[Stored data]

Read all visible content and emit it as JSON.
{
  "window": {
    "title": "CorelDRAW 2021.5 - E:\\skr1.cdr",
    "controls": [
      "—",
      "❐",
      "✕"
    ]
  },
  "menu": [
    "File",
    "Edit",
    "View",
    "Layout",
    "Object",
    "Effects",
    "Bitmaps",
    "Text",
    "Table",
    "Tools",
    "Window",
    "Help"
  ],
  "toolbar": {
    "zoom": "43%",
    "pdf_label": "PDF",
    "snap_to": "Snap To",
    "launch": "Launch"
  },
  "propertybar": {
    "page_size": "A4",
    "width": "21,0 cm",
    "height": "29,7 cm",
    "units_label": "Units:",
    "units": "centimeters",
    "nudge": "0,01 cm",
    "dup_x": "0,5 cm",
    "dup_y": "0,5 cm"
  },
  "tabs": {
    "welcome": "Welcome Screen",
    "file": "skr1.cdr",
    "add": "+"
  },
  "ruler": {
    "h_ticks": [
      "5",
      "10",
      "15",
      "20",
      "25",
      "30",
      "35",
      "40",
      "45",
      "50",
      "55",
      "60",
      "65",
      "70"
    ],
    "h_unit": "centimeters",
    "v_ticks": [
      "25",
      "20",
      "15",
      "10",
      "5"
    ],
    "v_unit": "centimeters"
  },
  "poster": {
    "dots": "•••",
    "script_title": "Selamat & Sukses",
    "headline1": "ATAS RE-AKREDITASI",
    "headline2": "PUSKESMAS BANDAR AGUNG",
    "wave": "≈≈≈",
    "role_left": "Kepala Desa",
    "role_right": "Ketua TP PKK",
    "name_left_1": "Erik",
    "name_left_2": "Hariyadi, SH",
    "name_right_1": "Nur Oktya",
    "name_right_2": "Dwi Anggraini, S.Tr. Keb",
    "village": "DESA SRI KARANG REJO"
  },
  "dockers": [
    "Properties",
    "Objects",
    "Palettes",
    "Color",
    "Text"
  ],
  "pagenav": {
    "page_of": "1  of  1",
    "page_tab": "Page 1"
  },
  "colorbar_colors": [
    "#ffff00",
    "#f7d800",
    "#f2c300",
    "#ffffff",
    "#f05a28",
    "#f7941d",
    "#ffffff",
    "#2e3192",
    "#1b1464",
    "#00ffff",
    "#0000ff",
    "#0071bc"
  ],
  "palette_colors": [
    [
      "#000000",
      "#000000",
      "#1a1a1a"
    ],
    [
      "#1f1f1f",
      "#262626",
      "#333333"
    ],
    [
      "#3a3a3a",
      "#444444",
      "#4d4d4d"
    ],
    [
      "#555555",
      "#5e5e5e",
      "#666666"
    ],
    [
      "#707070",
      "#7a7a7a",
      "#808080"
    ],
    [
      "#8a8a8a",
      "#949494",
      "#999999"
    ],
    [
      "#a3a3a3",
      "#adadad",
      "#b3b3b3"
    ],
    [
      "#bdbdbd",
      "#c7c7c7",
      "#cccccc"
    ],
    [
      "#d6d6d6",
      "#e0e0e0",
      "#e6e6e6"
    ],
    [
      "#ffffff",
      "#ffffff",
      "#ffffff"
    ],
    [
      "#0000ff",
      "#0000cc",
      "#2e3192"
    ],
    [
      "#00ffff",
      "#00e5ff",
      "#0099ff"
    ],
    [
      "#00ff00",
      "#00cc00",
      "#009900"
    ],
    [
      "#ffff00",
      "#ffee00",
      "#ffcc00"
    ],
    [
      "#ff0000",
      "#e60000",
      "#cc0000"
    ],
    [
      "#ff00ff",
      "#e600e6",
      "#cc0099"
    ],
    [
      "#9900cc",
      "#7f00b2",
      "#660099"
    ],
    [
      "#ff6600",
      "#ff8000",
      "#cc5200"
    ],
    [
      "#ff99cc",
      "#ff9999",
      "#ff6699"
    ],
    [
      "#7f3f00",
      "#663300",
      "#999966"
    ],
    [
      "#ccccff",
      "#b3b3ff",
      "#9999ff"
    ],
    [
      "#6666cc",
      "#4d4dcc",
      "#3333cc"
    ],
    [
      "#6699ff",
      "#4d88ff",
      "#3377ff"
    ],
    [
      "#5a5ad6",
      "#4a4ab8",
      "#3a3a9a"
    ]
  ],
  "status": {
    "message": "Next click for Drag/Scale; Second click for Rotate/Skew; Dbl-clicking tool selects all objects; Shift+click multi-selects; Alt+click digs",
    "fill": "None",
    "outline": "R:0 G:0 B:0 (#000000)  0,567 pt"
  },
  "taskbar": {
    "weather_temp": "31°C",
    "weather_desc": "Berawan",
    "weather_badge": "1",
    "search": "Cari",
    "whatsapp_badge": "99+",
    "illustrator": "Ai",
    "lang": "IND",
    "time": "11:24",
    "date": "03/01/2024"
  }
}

EXERCISE PROMPT: Go through the records and print each one exactly.

RESPONSE TO THE EXERCISE:
Read all visible content and emit it as JSON.
{
  "window": {
    "title": "CorelDRAW 2021.5 - E:\\skr1.cdr",
    "controls": [
      "—",
      "❐",
      "✕"
    ]
  },
  "menu": [
    "File",
    "Edit",
    "View",
    "Layout",
    "Object",
    "Effects",
    "Bitmaps",
    "Text",
    "Table",
    "Tools",
    "Window",
    "Help"
  ],
  "toolbar": {
    "zoom": "43%",
    "pdf_label": "PDF",
    "snap_to": "Snap To",
    "launch": "Launch"
  },
  "propertybar": {
    "page_size": "A4",
    "width": "21,0 cm",
    "height": "29,7 cm",
    "units_label": "Units:",
    "units": "centimeters",
    "nudge": "0,01 cm",
    "dup_x": "0,5 cm",
    "dup_y": "0,5 cm"
  },
  "tabs": {
    "welcome": "Welcome Screen",
    "file": "skr1.cdr",
    "add": "+"
  },
  "ruler": {
    "h_ticks": [
      "5",
      "10",
      "15",
      "20",
      "25",
      "30",
      "35",
      "40",
      "45",
      "50",
      "55",
      "60",
      "65",
      "70"
    ],
    "h_unit": "centimeters",
    "v_ticks": [
      "25",
      "20",
      "15",
      "10",
      "5"
    ],
    "v_unit": "centimeters"
  },
  "poster": {
    "dots": "•••",
    "script_title": "Selamat & Sukses",
    "headline1": "ATAS RE-AKREDITASI",
    "headline2": "PUSKESMAS BANDAR AGUNG",
    "wave": "≈≈≈",
    "role_left": "Kepala Desa",
    "role_right": "Ketua TP PKK",
    "name_left_1": "Erik",
    "name_left_2": "Hariyadi, SH",
    "name_right_1": "Nur Oktya",
    "name_right_2": "Dwi Anggraini, S.Tr. Keb",
    "village": "DESA SRI KARANG REJO"
  },
  "dockers": [
    "Properties",
    "Objects",
    "Palettes",
    "Color",
    "Text"
  ],
  "pagenav": {
    "page_of": "1  of  1",
    "page_tab": "Page 1"
  },
  "colorbar_colors": [
    "#ffff00",
    "#f7d800",
    "#f2c300",
    "#ffffff",
    "#f05a28",
    "#f7941d",
    "#ffffff",
    "#2e3192",
    "#1b1464",
    "#00ffff",
    "#0000ff",
    "#0071bc"
  ],
  "palette_colors": [
    [
      "#000000",
      "#000000",
      "#1a1a1a"
    ],
    [
      "#1f1f1f",
      "#262626",
      "#333333"
    ],
    [
      "#3a3a3a",
      "#444444",
      "#4d4d4d"
    ],
    [
      "#555555",
      "#5e5e5e",
      "#666666"
    ],
    [
      "#707070",
      "#7a7a7a",
      "#808080"
    ],
    [
      "#8a8a8a",
      "#949494",
      "#999999"
    ],
    [
      "#a3a3a3",
      "#adadad",
      "#b3b3b3"
    ],
    [
      "#bdbdbd",
      "#c7c7c7",
      "#cccccc"
    ],
    [
      "#d6d6d6",
      "#e0e0e0",
      "#e6e6e6"
    ],
    [
      "#ffffff",
      "#ffffff",
      "#ffffff"
    ],
    [
      "#0000ff",
      "#0000cc",
      "#2e3192"
    ],
    [
      "#00ffff",
      "#00e5ff",
      "#0099ff"
    ],
    [
      "#00ff00",
      "#00cc00",
      "#009900"
    ],
    [
      "#ffff00",
      "#ffee00",
      "#ffcc00"
    ],
    [
      "#ff0000",
      "#e60000",
      "#cc0000"
    ],
    [
      "#ff00ff",
      "#e600e6",
      "#cc0099"
    ],
    [
      "#9900cc",
      "#7f00b2",
      "#660099"
    ],
    [
      "#ff6600",
      "#ff8000",
      "#cc5200"
    ],
    [
      "#ff99cc",
      "#ff9999",
      "#ff6699"
    ],
    [
      "#7f3f00",
      "#663300",
      "#999966"
    ],
    [
      "#ccccff",
      "#b3b3ff",
      "#9999ff"
    ],
    [
      "#6666cc",
      "#4d4dcc",
      "#3333cc"
    ],
    [
      "#6699ff",
      "#4d88ff",
      "#3377ff"
    ],
    [
      "#5a5ad6",
      "#4a4ab8",
      "#3a3a9a"
    ]
  ],
  "status": {
    "message": "Next click for Drag/Scale; Second click for Rotate/Skew; Dbl-clicking tool selects all objects; Shift+click multi-selects; Alt+click digs",
    "fill": "None",
    "outline": "R:0 G:0 B:0 (#000000)  0,567 pt"
  },
  "taskbar": {
    "weather_temp": "31°C",
    "weather_desc": "Berawan",
    "weather_badge": "1",
    "search": "Cari",
    "whatsapp_badge": "99+",
    "illustrator": "Ai",
    "lang": "IND",
    "time": "11:24",
    "date": "03/01/2024"
  }
}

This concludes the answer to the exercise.